- [WHAT THE EXERCISE ASKS]:
Reproduce every entry exactly, without alteration.

- - -

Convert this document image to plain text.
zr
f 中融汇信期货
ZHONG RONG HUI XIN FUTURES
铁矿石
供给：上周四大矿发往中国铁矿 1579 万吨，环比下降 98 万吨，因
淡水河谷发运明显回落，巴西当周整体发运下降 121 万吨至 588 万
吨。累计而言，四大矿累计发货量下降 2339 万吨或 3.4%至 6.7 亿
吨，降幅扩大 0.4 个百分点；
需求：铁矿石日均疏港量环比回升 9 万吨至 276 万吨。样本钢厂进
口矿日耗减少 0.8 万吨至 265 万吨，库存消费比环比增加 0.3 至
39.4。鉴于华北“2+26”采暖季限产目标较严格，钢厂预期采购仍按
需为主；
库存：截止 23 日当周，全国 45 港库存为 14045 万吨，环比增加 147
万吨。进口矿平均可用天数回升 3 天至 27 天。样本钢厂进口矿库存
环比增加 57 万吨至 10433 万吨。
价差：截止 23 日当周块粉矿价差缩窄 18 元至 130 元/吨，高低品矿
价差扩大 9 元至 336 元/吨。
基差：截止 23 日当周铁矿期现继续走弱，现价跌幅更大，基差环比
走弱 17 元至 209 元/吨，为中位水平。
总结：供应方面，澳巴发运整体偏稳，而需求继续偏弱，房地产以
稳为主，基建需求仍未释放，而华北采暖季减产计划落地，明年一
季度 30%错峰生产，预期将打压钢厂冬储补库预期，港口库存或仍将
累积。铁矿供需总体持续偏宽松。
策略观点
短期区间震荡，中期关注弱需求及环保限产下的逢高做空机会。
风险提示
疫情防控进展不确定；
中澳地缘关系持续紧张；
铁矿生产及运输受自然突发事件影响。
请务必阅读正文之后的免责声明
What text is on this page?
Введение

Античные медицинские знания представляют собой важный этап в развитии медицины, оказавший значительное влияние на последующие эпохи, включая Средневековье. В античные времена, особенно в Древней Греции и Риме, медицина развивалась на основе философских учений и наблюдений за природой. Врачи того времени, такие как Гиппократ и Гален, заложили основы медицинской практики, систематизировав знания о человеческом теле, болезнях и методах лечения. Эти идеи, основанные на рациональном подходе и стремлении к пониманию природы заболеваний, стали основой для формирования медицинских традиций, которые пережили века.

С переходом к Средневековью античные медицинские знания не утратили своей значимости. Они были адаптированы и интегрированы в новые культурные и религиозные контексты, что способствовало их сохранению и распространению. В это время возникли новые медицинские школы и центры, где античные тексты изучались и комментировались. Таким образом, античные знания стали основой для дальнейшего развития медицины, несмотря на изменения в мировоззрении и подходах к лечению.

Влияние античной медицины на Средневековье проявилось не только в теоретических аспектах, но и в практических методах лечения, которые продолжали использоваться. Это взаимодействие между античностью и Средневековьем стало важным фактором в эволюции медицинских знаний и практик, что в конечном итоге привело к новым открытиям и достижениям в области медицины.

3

- - -

- [REPLY TO THE EXERCISE]:
Convert this document image to plain text.
zr
f 中融汇信期货
ZHONG RONG HUI XIN FUTURES
铁矿石
供给：上周四大矿发往中国铁矿 1579 万吨，环比下降 98 万吨，因
淡水河谷发运明显回落，巴西当周整体发运下降 121 万吨至 588 万
吨。累计而言，四大矿累计发货量下降 2339 万吨或 3.4%至 6.7 亿
吨，降幅扩大 0.4 个百分点；
需求：铁矿石日均疏港量环比回升 9 万吨至 276 万吨。样本钢厂进
口矿日耗减少 0.8 万吨至 265 万吨，库存消费比环比增加 0.3 至
39.4。鉴于华北“2+26”采暖季限产目标较严格，钢厂预期采购仍按
需为主；
库存：截止 23 日当周，全国 45 港库存为 14045 万吨，环比增加 147
万吨。进口矿平均可用天数回升 3 天至 27 天。样本钢厂进口矿库存
环比增加 57 万吨至 10433 万吨。
价差：截止 23 日当周块粉矿价差缩窄 18 元至 130 元/吨，高低品矿
价差扩大 9 元至 336 元/吨。
基差：截止 23 日当周铁矿期现继续走弱，现价跌幅更大，基差环比
走弱 17 元至 209 元/吨，为中位水平。
总结：供应方面，澳巴发运整体偏稳，而需求继续偏弱，房地产以
稳为主，基建需求仍未释放，而华北采暖季减产计划落地，明年一
季度 30%错峰生产，预期将打压钢厂冬储补库预期，港口库存或仍将
累积。铁矿供需总体持续偏宽松。
策略观点
短期区间震荡，中期关注弱需求及环保限产下的逢高做空机会。
风险提示
疫情防控进展不确定；
中澳地缘关系持续紧张；
铁矿生产及运输受自然突发事件影响。
请务必阅读正文之后的免责声明
What text is on this page?
Введение

Античные медицинские знания представляют собой важный этап в развитии медицины, оказавший значительное влияние на последующие эпохи, включая Средневековье. В античные времена, особенно в Древней Греции и Риме, медицина развивалась на основе философских учений и наблюдений за природой. Врачи того времени, такие как Гиппократ и Гален, заложили основы медицинской практики, систематизировав знания о человеческом теле, болезнях и методах лечения. Эти идеи, основанные на рациональном подходе и стремлении к пониманию природы заболеваний, стали основой для формирования медицинских традиций, которые пережили века.

С переходом к Средневековью античные медицинские знания не утратили своей значимости. Они были адаптированы и интегрированы в новые культурные и религиозные контексты, что способствовало их сохранению и распространению. В это время возникли новые медицинские школы и центры, где античные тексты изучались и комментировались. Таким образом, античные знания стали основой для дальнейшего развития медицины, несмотря на изменения в мировоззрении и подходах к лечению.

Влияние античной медицины на Средневековье проявилось не только в теоретических аспектах, но и в практических методах лечения, которые продолжали использоваться. Это взаимодействие между античностью и Средневековьем стало важным фактором в эволюции медицинских знаний и практик, что в конечном итоге привело к новым открытиям и достижениям в области медицины.

3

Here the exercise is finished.